— Start of INPUT DATA —

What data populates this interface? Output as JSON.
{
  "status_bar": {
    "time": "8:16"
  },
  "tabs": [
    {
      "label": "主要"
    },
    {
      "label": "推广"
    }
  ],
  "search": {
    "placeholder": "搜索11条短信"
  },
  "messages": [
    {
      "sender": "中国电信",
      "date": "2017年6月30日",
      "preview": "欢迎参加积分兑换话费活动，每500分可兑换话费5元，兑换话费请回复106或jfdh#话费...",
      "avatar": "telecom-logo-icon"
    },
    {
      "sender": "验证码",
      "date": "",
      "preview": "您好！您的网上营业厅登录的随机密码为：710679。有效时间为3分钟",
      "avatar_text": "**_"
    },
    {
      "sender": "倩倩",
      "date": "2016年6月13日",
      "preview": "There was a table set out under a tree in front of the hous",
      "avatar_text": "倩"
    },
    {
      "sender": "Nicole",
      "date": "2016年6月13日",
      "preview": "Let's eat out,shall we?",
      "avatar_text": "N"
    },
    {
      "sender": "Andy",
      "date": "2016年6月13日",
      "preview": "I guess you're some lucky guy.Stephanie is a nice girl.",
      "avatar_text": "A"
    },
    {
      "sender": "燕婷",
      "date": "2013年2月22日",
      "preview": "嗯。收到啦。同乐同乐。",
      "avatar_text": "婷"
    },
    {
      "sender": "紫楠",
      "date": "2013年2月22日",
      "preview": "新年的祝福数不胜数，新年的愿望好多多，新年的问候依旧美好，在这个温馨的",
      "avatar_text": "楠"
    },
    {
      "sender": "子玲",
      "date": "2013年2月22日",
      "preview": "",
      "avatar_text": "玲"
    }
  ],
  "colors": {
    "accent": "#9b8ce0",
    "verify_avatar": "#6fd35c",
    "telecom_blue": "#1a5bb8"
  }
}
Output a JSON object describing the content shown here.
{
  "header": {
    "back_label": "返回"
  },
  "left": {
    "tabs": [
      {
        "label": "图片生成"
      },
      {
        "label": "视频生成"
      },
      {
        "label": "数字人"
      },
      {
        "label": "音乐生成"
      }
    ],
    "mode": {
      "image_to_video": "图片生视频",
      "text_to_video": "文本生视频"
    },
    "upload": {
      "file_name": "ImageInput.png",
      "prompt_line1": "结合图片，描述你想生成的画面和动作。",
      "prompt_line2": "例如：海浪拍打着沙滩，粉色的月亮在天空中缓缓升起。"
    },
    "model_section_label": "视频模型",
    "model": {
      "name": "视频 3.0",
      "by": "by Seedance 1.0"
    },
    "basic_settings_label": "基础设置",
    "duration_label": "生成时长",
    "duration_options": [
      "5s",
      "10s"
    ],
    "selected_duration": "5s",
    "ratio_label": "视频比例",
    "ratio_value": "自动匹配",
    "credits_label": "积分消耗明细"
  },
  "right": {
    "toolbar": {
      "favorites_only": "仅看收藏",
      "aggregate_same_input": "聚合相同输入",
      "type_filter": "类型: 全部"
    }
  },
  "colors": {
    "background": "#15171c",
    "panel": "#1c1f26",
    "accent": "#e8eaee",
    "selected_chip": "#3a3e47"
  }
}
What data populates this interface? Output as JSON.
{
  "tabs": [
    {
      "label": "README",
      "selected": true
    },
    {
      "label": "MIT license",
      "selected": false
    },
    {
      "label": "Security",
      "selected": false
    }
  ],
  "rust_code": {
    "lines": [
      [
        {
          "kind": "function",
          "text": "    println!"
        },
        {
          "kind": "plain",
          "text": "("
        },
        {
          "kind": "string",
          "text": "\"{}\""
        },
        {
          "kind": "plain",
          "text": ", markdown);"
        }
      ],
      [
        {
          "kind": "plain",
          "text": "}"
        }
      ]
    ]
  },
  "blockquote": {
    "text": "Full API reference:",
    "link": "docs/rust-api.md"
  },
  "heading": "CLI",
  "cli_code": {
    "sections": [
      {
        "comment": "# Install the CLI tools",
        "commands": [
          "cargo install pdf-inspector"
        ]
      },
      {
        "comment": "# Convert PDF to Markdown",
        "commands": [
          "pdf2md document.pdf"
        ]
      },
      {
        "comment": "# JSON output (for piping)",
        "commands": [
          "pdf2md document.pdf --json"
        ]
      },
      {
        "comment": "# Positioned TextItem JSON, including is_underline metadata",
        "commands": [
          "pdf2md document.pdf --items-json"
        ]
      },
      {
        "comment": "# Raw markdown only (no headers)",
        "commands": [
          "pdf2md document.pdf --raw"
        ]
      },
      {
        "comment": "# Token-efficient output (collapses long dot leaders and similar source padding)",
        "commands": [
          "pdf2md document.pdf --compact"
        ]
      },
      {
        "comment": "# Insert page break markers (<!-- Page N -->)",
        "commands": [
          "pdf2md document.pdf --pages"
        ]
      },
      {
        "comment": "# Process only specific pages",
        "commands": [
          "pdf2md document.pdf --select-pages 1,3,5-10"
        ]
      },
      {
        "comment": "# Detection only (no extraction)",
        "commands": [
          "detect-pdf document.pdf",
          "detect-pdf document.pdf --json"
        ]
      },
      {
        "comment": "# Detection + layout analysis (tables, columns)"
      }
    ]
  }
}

— End of INPUT DATA —

## EXERCISE DIRECTIONS
Exactly reproduce all of the entries above.

## SOLUTION
What data populates this interface? Output as JSON.
{
  "status_bar": {
    "time": "8:16"
  },
  "tabs": [
    {
      "label": "主要"
    },
    {
      "label": "推广"
    }
  ],
  "search": {
    "placeholder": "搜索11条短信"
  },
  "messages": [
    {
      "sender": "中国电信",
      "date": "2017年6月30日",
      "preview": "欢迎参加积分兑换话费活动，每500分可兑换话费5元，兑换话费请回复106或jfdh#话费...",
      "avatar": "telecom-logo-icon"
    },
    {
      "sender": "验证码",
      "date": "",
      "preview": "您好！您的网上营业厅登录的随机密码为：710679。有效时间为3分钟",
      "avatar_text": "**_"
    },
    {
      "sender": "倩倩",
      "date": "2016年6月13日",
      "preview": "There was a table set out under a tree in front of the hous",
      "avatar_text": "倩"
    },
    {
      "sender": "Nicole",
      "date": "2016年6月13日",
      "preview": "Let's eat out,shall we?",
      "avatar_text": "N"
    },
    {
      "sender": "Andy",
      "date": "2016年6月13日",
      "preview": "I guess you're some lucky guy.Stephanie is a nice girl.",
      "avatar_text": "A"
    },
    {
      "sender": "燕婷",
      "date": "2013年2月22日",
      "preview": "嗯。收到啦。同乐同乐。",
      "avatar_text": "婷"
    },
    {
      "sender": "紫楠",
      "date": "2013年2月22日",
      "preview": "新年的祝福数不胜数，新年的愿望好多多，新年的问候依旧美好，在这个温馨的",
      "avatar_text": "楠"
    },
    {
      "sender": "子玲",
      "date": "2013年2月22日",
      "preview": "",
      "avatar_text": "玲"
    }
  ],
  "colors": {
    "accent": "#9b8ce0",
    "verify_avatar": "#6fd35c",
    "telecom_blue": "#1a5bb8"
  }
}
Output a JSON object describing the content shown here.
{
  "header": {
    "back_label": "返回"
  },
  "left": {
    "tabs": [
      {
        "label": "图片生成"
      },
      {
        "label": "视频生成"
      },
      {
        "label": "数字人"
      },
      {
        "label": "音乐生成"
      }
    ],
    "mode": {
      "image_to_video": "图片生视频",
      "text_to_video": "文本生视频"
    },
    "upload": {
      "file_name": "ImageInput.png",
      "prompt_line1": "结合图片，描述你想生成的画面和动作。",
      "prompt_line2": "例如：海浪拍打着沙滩，粉色的月亮在天空中缓缓升起。"
    },
    "model_section_label": "视频模型",
    "model": {
      "name": "视频 3.0",
      "by": "by Seedance 1.0"
    },
    "basic_settings_label": "基础设置",
    "duration_label": "生成时长",
    "duration_options": [
      "5s",
      "10s"
    ],
    "selected_duration": "5s",
    "ratio_label": "视频比例",
    "ratio_value": "自动匹配",
    "credits_label": "积分消耗明细"
  },
  "right": {
    "toolbar": {
      "favorites_only": "仅看收藏",
      "aggregate_same_input": "聚合相同输入",
      "type_filter": "类型: 全部"
    }
  },
  "colors": {
    "background": "#15171c",
    "panel": "#1c1f26",
    "accent": "#e8eaee",
    "selected_chip": "#3a3e47"
  }
}
What data populates this interface? Output as JSON.
{
  "tabs": [
    {
      "label": "README",
      "selected": true
    },
    {
      "label": "MIT license",
      "selected": false
    },
    {
      "label": "Security",
      "selected": false
    }
  ],
  "rust_code": {
    "lines": [
      [
        {
          "kind": "function",
          "text": "    println!"
        },
        {
          "kind": "plain",
          "text": "("
        },
        {
          "kind": "string",
          "text": "\"{}\""
        },
        {
          "kind": "plain",
          "text": ", markdown);"
        }
      ],
      [
        {
          "kind": "plain",
          "text": "}"
        }
      ]
    ]
  },
  "blockquote": {
    "text": "Full API reference:",
    "link": "docs/rust-api.md"
  },
  "heading": "CLI",
  "cli_code": {
    "sections": [
      {
        "comment": "# Install the CLI tools",
        "commands": [
          "cargo install pdf-inspector"
        ]
      },
      {
        "comment": "# Convert PDF to Markdown",
        "commands": [
          "pdf2md document.pdf"
        ]
      },
      {
        "comment": "# JSON output (for piping)",
        "commands": [
          "pdf2md document.pdf --json"
        ]
      },
      {
        "comment": "# Positioned TextItem JSON, including is_underline metadata",
        "commands": [
          "pdf2md document.pdf --items-json"
        ]
      },
      {
        "comment": "# Raw markdown only (no headers)",
        "commands": [
          "pdf2md document.pdf --raw"
        ]
      },
      {
        "comment": "# Token-efficient output (collapses long dot leaders and similar source padding)",
        "commands": [
          "pdf2md document.pdf --compact"
        ]
      },
      {
        "comment": "# Insert page break markers (<!-- Page N -->)",
        "commands": [
          "pdf2md document.pdf --pages"
        ]
      },
      {
        "comment": "# Process only specific pages",
        "commands": [
          "pdf2md document.pdf --select-pages 1,3,5-10"
        ]
      },
      {
        "comment": "# Detection only (no extraction)",
        "commands": [
          "detect-pdf document.pdf",
          "detect-pdf document.pdf --json"
        ]
      },
      {
        "comment": "# Detection + layout analysis (tables, columns)"
      }
    ]
  }
}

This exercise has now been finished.